(Rows from a figure dataset)
------------------------------------
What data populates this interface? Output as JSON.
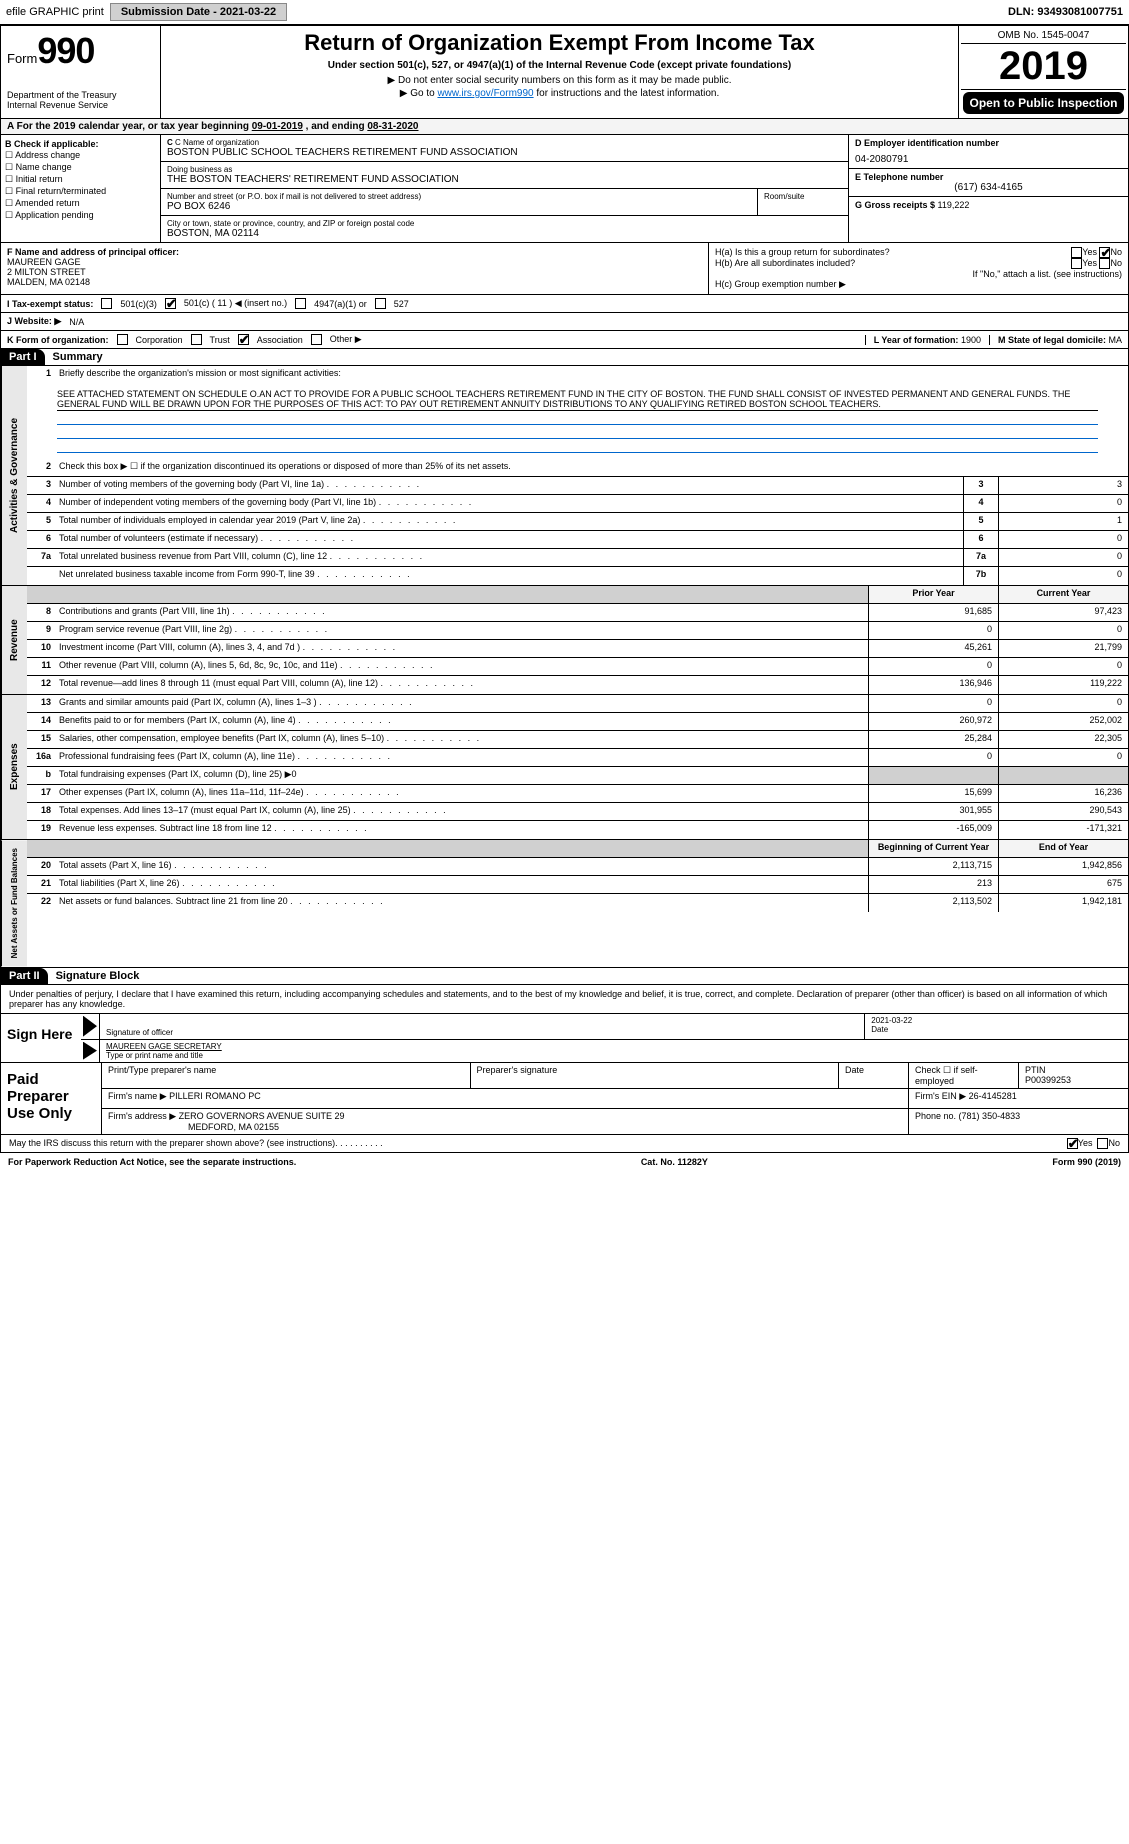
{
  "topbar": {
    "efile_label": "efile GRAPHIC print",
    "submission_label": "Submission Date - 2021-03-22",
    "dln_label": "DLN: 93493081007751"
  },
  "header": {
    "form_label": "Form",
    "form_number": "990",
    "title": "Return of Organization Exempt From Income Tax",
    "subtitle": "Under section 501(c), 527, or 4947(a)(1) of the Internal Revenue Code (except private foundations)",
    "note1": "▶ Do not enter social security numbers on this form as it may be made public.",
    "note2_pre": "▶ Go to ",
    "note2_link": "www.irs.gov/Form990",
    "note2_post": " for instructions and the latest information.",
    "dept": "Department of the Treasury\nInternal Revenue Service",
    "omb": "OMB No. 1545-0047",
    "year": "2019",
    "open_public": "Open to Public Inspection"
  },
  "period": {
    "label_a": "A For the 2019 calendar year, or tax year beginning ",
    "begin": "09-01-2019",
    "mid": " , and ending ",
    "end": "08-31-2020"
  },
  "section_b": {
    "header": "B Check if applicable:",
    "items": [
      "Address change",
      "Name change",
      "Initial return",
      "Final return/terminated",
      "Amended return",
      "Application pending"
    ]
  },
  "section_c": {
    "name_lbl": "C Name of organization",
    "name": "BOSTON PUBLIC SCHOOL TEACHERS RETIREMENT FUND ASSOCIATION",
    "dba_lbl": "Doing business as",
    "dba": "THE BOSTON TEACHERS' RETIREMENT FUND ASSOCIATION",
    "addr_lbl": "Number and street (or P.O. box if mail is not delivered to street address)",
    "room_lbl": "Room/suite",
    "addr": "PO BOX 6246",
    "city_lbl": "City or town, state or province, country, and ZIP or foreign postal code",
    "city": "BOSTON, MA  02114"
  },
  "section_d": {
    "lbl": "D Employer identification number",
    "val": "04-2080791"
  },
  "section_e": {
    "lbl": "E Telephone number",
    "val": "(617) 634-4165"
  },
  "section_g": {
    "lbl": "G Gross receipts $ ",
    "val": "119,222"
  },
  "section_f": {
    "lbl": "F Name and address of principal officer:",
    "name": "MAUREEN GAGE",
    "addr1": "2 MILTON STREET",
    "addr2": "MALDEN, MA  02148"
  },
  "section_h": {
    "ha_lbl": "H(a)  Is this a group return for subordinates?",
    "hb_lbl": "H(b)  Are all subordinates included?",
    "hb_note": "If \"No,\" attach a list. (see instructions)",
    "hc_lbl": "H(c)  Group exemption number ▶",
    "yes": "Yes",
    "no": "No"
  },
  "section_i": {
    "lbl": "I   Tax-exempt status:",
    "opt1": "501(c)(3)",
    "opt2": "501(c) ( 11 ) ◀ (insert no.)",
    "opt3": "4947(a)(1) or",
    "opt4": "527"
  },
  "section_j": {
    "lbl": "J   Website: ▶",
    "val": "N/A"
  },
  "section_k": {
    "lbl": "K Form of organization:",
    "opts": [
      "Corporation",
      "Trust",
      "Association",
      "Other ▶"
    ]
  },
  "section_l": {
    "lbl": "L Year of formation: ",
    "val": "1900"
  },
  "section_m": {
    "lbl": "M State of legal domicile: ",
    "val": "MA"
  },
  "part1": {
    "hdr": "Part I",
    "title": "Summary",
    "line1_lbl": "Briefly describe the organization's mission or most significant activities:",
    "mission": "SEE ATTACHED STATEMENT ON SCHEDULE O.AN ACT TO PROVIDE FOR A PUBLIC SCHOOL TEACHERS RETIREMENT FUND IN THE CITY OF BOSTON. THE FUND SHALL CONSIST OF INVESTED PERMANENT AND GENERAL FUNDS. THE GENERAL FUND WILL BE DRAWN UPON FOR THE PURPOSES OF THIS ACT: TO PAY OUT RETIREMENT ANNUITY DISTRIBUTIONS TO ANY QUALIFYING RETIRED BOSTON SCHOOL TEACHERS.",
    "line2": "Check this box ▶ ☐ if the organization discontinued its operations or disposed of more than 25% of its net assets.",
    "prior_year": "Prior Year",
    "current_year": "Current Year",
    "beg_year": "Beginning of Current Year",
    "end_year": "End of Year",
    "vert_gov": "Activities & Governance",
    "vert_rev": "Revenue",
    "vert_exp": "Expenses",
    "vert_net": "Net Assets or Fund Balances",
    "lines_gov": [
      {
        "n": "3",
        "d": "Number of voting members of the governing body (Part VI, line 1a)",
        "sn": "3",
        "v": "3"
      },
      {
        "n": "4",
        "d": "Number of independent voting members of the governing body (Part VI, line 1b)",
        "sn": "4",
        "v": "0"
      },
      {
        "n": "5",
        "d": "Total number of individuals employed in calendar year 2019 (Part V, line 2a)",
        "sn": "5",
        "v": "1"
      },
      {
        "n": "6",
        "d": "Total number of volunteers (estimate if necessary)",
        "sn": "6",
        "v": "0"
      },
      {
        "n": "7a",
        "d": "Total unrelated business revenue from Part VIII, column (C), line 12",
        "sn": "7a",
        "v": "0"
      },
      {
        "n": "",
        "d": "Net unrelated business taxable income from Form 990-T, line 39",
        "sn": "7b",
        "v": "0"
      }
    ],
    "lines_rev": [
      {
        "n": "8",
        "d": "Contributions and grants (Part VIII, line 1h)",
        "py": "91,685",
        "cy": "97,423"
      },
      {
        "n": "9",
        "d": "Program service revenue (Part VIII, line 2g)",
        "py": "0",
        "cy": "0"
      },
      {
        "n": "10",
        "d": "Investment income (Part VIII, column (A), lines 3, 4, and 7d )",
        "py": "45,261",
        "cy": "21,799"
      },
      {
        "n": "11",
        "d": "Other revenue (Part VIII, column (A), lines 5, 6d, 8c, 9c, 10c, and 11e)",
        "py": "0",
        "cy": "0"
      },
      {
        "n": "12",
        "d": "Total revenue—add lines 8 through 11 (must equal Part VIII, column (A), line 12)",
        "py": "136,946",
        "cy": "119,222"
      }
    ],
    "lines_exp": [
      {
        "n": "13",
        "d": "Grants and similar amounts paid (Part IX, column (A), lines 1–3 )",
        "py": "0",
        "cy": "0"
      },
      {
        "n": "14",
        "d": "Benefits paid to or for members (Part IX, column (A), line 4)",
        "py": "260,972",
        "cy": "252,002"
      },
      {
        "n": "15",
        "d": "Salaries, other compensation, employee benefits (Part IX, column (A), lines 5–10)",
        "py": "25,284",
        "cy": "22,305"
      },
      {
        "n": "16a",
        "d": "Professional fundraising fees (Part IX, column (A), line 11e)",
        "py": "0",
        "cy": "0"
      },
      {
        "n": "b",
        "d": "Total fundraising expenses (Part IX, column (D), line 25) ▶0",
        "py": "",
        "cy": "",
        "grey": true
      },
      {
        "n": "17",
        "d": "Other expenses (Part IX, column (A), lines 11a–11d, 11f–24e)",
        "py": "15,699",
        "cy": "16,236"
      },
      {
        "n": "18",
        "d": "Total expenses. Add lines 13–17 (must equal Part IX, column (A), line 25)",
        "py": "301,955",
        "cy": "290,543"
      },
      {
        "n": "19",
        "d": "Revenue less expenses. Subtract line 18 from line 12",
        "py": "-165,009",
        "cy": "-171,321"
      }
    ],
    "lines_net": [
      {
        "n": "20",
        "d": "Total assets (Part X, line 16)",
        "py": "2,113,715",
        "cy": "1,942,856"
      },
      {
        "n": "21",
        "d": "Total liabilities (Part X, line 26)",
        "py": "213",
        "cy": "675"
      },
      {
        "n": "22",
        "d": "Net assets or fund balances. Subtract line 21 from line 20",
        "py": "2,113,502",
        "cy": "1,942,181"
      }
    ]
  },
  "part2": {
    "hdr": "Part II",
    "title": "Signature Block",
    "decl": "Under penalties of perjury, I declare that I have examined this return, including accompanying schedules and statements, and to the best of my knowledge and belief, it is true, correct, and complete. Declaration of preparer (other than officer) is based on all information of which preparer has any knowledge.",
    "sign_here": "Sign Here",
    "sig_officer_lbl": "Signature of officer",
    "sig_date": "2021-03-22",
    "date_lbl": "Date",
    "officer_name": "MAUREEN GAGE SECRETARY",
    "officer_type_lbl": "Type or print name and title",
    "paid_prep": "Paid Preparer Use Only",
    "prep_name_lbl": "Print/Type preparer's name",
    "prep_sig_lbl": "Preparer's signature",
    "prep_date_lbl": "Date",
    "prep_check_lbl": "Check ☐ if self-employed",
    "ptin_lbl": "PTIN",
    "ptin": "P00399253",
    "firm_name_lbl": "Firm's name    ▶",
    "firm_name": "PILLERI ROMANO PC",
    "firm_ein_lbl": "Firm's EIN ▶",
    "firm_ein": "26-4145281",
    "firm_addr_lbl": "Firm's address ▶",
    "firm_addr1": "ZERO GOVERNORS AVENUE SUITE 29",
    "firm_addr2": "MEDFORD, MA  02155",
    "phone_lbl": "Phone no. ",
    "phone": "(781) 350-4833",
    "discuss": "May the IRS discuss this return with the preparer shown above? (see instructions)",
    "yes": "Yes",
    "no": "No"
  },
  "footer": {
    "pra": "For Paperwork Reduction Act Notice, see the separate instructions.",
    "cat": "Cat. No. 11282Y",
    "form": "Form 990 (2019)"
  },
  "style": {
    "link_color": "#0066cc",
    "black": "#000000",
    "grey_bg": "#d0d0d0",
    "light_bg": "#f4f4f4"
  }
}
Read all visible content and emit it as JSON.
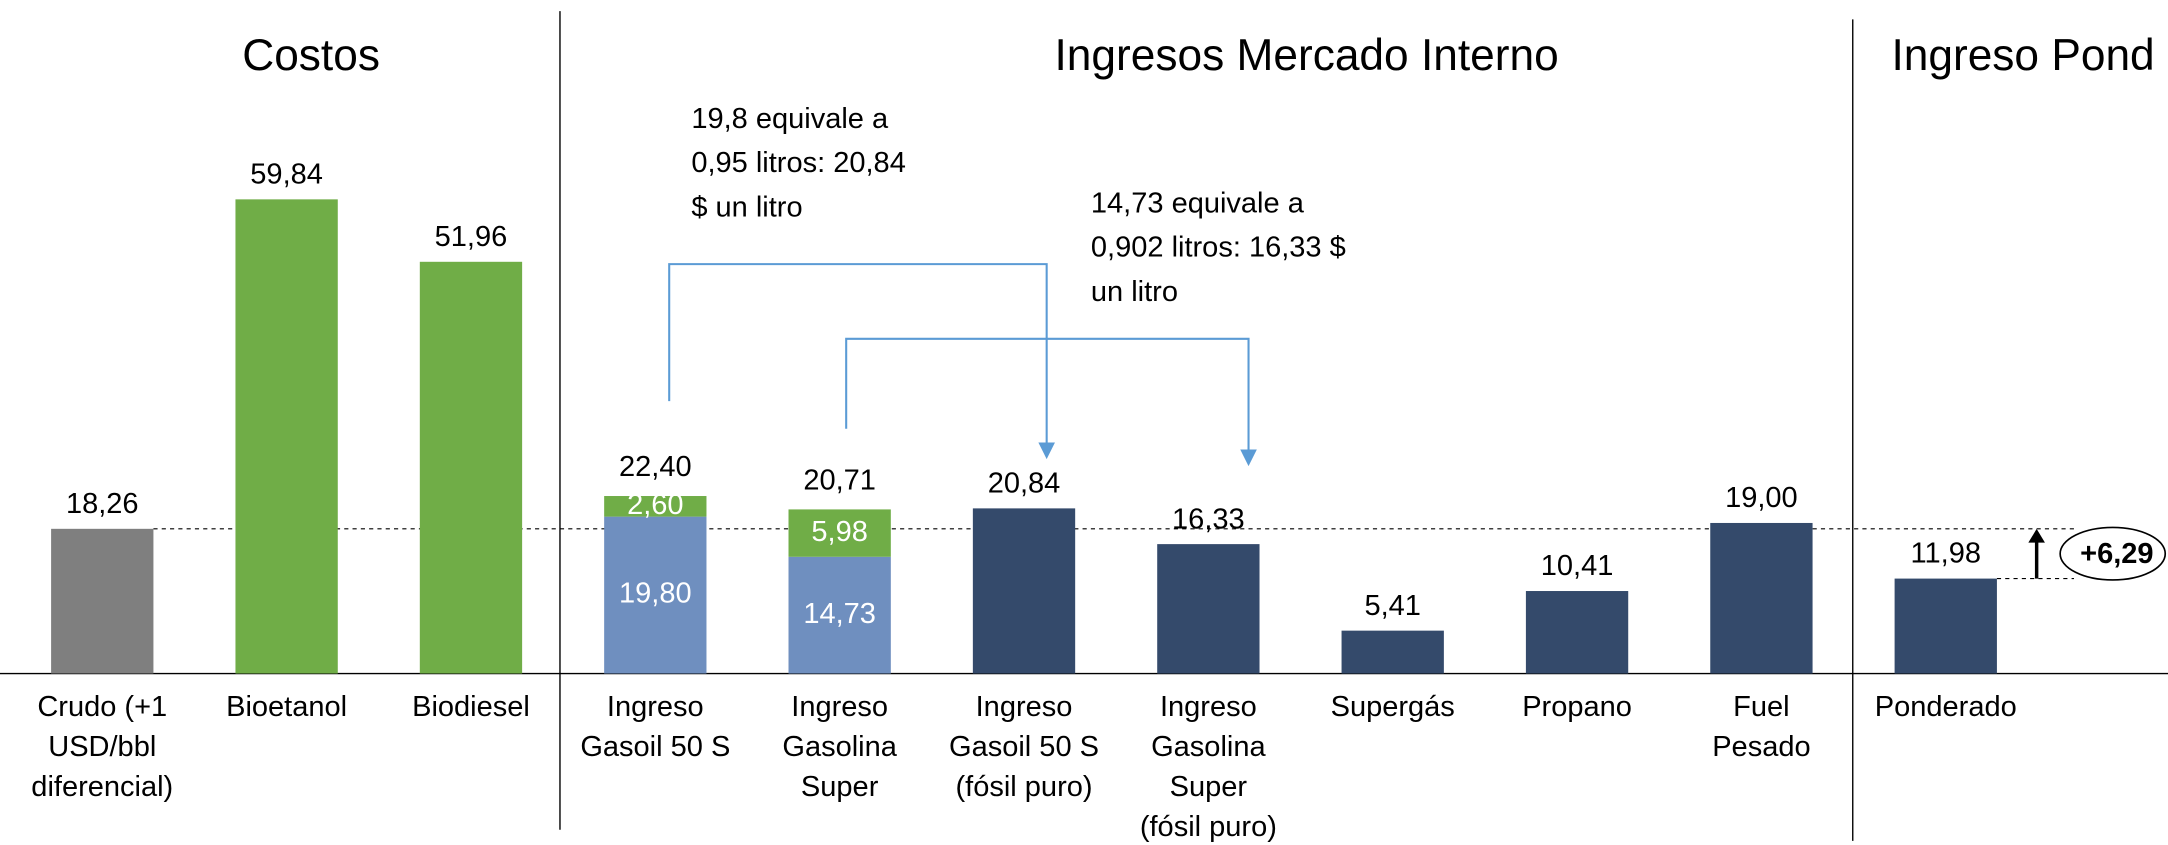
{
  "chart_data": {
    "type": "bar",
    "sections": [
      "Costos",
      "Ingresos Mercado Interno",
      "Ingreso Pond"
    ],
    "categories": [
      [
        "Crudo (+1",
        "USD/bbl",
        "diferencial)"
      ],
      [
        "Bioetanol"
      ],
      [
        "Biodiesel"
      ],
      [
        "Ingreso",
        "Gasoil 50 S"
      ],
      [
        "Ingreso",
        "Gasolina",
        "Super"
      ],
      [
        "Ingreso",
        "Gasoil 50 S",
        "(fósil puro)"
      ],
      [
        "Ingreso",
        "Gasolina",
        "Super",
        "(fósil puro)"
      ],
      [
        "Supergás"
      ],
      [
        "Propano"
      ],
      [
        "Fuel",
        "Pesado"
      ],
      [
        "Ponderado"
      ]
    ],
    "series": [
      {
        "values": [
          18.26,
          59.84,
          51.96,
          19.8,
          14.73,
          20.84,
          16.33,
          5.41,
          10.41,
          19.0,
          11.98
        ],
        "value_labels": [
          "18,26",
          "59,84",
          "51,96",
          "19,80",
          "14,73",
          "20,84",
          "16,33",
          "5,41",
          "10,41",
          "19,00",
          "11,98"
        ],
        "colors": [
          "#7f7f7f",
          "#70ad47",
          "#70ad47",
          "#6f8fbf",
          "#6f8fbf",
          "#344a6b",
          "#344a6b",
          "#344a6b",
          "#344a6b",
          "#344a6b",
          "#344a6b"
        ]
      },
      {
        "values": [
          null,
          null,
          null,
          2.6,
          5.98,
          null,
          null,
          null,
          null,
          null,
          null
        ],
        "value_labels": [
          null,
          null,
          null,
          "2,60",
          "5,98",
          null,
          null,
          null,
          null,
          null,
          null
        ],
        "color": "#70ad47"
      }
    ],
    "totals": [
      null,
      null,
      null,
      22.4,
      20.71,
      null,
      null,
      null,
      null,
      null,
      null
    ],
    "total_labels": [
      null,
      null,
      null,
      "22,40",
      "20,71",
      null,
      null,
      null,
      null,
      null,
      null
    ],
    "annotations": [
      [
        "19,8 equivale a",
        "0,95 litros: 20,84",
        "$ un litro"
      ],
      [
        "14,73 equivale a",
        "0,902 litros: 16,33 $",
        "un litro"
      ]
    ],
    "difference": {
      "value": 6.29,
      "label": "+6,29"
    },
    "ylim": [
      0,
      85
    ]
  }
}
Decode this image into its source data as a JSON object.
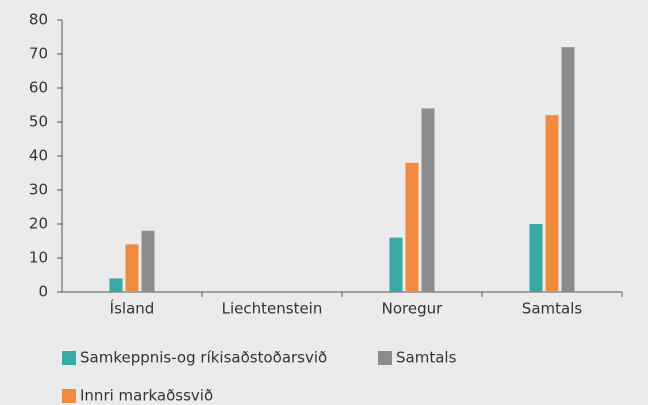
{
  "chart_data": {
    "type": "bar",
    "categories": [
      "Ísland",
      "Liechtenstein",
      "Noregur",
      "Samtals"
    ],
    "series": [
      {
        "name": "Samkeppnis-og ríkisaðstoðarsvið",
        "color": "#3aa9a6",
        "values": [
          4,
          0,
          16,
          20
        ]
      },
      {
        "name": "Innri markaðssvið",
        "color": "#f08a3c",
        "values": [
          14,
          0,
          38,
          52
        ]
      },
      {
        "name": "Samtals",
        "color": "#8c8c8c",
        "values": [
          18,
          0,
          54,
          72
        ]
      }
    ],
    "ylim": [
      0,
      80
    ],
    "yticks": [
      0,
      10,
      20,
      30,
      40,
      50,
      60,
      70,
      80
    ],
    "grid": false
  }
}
------------------------------------
§ REQUIREMENTS
Reproduce, word for word, every line from the one that contains "Decode this image" to the end of the data, including both ends; omit all pictures.

§ TASK RESPONSE
Decode this image into its source data as a JSON object.
{
  "chart_data": {
    "type": "bar",
    "categories": [
      "Ísland",
      "Liechtenstein",
      "Noregur",
      "Samtals"
    ],
    "series": [
      {
        "name": "Samkeppnis-og ríkisaðstoðarsvið",
        "color": "#3aa9a6",
        "values": [
          4,
          0,
          16,
          20
        ]
      },
      {
        "name": "Innri markaðssvið",
        "color": "#f08a3c",
        "values": [
          14,
          0,
          38,
          52
        ]
      },
      {
        "name": "Samtals",
        "color": "#8c8c8c",
        "values": [
          18,
          0,
          54,
          72
        ]
      }
    ],
    "ylim": [
      0,
      80
    ],
    "yticks": [
      0,
      10,
      20,
      30,
      40,
      50,
      60,
      70,
      80
    ],
    "grid": false
  }
}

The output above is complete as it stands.